[START OF DATA TO USE]
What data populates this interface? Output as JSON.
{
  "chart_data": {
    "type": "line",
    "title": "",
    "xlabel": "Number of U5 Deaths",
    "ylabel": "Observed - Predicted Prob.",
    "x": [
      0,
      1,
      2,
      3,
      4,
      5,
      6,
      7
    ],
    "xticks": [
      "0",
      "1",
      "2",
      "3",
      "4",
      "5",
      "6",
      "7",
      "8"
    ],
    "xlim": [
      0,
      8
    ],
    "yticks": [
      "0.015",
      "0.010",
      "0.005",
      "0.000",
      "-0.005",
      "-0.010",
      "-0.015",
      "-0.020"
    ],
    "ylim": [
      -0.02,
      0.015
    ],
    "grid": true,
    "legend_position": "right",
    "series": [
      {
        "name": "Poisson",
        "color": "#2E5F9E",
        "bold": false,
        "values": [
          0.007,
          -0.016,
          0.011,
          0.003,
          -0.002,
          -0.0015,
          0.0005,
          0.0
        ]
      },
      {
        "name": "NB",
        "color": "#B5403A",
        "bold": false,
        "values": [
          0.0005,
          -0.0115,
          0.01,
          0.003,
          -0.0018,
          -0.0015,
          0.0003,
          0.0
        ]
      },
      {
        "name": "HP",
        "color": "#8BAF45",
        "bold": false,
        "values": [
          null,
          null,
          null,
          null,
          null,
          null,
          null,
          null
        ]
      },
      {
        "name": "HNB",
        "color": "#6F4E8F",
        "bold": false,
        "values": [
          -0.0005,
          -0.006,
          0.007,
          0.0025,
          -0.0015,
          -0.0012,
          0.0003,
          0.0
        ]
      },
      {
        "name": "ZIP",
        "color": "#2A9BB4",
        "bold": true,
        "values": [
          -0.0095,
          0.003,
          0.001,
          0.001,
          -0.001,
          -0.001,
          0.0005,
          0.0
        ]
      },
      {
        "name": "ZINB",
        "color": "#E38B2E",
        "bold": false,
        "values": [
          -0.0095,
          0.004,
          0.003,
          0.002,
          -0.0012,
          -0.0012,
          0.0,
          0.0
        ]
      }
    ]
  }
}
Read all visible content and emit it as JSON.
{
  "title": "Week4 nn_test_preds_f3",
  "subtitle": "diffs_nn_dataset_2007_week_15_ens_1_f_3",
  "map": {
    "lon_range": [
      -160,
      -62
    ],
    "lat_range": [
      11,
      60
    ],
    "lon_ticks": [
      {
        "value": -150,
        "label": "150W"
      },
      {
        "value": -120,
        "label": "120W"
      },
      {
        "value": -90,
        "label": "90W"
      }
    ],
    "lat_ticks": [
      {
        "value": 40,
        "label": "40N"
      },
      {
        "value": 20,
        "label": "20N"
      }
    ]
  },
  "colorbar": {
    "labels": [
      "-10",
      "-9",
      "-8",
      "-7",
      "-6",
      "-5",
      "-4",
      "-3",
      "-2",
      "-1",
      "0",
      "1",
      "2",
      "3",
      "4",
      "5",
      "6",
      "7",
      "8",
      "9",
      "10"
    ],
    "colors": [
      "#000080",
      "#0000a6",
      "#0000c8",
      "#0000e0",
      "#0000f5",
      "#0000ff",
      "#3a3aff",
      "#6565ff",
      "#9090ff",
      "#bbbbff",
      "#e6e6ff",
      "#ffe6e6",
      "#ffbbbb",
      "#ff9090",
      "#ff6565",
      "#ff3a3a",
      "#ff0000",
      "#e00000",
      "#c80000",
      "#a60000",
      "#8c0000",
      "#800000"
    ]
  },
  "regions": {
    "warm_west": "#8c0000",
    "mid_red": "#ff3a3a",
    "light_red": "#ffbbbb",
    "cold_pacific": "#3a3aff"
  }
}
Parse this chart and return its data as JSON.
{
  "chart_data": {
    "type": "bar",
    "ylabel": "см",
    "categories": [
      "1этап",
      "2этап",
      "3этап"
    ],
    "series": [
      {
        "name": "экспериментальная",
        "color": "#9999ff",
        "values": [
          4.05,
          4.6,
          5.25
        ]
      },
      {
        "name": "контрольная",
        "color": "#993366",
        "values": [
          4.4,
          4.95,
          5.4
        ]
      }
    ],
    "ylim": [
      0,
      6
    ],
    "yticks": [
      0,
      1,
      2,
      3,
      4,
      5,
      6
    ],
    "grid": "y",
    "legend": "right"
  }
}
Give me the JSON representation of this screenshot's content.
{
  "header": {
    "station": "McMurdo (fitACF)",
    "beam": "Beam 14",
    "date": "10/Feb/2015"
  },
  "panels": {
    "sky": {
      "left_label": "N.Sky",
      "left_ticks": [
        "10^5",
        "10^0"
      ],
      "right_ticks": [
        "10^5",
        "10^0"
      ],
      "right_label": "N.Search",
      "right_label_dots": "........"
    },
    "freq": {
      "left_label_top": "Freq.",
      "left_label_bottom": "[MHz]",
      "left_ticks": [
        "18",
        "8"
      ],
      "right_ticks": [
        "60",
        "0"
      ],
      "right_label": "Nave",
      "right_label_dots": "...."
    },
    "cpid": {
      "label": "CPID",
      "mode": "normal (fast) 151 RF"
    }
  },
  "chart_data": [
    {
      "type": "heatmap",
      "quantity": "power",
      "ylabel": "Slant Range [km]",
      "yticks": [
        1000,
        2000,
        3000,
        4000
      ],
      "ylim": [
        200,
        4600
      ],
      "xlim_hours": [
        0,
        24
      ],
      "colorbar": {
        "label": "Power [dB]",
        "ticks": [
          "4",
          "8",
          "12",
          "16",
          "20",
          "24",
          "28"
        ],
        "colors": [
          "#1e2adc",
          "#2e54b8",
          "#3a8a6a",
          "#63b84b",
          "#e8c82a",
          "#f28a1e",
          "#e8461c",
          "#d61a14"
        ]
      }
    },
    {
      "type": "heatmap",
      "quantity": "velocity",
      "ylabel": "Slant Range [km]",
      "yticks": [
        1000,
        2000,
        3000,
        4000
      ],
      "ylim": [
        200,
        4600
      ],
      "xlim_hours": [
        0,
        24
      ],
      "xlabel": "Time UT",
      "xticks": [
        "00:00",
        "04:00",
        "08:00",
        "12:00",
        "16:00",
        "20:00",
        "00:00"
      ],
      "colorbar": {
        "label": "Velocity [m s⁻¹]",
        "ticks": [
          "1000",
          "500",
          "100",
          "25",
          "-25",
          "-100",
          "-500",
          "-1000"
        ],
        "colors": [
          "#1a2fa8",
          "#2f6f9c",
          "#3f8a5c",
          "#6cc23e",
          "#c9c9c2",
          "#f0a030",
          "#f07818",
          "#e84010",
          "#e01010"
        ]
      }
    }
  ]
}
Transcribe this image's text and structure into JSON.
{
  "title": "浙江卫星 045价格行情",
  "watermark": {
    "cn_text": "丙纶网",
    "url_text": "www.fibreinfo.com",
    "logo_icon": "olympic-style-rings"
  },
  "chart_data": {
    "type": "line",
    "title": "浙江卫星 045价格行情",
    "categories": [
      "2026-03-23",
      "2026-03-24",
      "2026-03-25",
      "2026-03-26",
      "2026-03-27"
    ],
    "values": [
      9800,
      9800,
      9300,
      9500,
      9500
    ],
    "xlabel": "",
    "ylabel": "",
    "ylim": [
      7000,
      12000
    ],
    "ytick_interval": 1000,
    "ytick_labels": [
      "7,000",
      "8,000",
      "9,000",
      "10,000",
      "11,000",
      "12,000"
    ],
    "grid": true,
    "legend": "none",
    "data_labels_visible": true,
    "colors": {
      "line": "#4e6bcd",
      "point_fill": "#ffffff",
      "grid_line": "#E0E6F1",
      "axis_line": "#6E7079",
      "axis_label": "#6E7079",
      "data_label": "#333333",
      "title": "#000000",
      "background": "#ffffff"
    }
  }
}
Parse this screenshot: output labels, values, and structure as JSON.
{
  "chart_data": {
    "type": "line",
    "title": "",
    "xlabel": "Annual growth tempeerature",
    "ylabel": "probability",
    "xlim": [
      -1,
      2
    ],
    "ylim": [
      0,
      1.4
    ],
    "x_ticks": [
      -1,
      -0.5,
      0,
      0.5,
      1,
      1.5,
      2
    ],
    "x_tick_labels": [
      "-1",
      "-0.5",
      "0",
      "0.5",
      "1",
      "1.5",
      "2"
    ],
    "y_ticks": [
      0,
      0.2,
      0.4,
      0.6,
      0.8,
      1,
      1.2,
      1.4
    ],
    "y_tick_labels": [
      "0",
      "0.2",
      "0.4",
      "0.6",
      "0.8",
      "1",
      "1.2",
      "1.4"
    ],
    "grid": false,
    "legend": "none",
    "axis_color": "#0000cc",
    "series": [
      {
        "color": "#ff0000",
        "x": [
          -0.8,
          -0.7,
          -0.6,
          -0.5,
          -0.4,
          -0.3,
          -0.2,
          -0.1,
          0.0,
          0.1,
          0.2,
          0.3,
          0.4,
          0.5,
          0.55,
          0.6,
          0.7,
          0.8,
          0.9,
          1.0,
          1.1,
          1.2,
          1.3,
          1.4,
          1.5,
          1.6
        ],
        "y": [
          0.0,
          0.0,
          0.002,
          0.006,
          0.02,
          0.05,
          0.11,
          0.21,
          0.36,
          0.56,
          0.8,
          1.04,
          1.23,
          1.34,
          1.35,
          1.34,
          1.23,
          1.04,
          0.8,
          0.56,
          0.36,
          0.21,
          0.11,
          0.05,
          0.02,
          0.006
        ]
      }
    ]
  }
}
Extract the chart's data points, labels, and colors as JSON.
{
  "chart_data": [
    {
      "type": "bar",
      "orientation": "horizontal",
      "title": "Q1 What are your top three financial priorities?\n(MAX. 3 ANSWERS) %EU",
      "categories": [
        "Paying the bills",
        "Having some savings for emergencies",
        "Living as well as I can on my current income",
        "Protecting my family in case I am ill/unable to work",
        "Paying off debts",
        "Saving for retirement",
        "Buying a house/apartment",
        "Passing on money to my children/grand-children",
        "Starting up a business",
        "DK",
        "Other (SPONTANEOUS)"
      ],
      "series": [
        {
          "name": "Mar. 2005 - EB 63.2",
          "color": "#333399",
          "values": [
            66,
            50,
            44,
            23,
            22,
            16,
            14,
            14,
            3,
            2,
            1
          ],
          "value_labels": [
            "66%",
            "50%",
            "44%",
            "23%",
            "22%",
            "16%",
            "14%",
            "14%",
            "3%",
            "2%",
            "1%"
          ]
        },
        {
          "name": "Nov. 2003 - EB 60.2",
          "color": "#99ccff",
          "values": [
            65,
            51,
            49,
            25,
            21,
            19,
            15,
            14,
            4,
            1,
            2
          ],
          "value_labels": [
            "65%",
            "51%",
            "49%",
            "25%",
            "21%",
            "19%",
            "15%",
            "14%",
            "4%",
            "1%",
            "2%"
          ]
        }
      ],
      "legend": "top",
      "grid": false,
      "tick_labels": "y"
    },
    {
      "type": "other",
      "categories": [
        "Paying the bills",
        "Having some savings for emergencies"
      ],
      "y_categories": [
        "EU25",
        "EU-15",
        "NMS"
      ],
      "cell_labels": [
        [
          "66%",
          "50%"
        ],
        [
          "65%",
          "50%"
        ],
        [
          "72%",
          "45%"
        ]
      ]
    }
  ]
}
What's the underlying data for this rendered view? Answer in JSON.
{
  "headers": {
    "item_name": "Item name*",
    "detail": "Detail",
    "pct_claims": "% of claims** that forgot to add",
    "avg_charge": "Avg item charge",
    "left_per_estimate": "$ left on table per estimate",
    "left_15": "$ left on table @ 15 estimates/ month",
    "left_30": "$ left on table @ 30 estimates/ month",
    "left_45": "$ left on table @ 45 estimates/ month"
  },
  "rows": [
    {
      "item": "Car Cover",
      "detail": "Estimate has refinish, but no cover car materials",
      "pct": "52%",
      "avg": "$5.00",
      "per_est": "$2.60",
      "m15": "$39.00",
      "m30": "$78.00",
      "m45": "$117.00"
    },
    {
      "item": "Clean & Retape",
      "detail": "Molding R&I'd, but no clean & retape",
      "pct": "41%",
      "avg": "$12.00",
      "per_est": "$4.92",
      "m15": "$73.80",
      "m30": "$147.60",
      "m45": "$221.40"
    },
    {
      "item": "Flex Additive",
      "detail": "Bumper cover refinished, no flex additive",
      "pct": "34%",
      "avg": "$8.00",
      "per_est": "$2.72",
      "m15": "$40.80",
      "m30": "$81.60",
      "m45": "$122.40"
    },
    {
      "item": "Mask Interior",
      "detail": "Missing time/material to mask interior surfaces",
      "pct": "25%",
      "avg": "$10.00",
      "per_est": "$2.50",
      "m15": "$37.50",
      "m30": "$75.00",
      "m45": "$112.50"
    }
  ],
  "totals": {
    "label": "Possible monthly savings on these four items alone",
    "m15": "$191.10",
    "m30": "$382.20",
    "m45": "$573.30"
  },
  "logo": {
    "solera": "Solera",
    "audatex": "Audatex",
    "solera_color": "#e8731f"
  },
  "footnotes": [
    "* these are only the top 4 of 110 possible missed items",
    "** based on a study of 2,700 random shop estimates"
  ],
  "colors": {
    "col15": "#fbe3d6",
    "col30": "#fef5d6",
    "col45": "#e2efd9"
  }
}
[END OF DATA TO USE]
- [EXERCISE OBJECTIVE]:
Copy each line from the data above that includes "emergencies".

- [SOLUTION FOR THIS PROBLEM]:
        "Having some savings for emergencies",
        "Having some savings for emergencies"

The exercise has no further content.